[Part of a data file]
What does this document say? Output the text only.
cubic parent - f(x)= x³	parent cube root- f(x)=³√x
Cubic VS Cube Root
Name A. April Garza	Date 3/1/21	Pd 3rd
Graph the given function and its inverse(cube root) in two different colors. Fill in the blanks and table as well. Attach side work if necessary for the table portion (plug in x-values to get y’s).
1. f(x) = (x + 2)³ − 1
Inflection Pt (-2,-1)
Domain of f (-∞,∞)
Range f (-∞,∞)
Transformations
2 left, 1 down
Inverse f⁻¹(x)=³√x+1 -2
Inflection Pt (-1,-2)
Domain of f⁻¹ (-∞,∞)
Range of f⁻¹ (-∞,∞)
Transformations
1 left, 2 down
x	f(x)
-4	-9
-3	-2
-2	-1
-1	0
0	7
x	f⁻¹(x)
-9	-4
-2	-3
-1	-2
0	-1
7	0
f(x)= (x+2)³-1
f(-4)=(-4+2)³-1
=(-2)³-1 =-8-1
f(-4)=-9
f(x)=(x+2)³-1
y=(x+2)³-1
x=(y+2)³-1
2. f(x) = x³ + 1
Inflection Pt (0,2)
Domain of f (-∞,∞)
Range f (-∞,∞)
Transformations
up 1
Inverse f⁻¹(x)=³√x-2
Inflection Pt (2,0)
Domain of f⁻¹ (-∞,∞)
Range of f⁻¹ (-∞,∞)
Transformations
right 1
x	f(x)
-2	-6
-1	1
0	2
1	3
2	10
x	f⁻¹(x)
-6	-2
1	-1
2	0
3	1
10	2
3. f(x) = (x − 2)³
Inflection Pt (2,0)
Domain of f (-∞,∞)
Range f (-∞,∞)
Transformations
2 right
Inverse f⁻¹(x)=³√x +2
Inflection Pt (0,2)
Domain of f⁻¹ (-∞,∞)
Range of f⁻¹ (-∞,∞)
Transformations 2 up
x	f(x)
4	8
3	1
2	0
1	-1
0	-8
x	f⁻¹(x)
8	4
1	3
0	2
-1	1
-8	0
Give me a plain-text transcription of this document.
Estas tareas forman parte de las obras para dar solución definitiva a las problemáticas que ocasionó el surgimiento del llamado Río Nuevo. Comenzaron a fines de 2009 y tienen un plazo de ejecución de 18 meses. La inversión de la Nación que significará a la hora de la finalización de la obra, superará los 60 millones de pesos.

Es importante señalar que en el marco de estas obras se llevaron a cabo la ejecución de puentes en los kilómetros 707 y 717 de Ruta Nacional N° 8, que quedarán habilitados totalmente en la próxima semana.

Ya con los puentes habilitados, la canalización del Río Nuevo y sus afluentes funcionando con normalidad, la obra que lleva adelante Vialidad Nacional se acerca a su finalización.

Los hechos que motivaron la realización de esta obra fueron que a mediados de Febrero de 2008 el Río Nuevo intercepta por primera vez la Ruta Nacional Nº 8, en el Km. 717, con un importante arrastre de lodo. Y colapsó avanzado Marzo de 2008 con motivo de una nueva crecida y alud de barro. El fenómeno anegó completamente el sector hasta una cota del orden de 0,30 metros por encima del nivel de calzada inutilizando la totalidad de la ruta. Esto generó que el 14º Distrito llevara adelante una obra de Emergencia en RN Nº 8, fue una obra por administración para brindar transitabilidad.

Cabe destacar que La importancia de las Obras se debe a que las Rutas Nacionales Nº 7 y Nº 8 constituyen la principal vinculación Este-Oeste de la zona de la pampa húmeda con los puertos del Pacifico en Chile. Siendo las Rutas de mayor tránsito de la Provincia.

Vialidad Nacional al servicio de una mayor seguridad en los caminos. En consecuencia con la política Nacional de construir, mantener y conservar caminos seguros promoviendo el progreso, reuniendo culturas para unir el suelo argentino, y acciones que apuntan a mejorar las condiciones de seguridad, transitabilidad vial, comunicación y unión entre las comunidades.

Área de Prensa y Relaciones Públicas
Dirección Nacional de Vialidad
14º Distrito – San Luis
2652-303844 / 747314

● **To be done**: Copy each line containing the word "document" from the data.

● **Result for this task**:
What does this document say? Output the text only.
Give me a plain-text transcription of this document.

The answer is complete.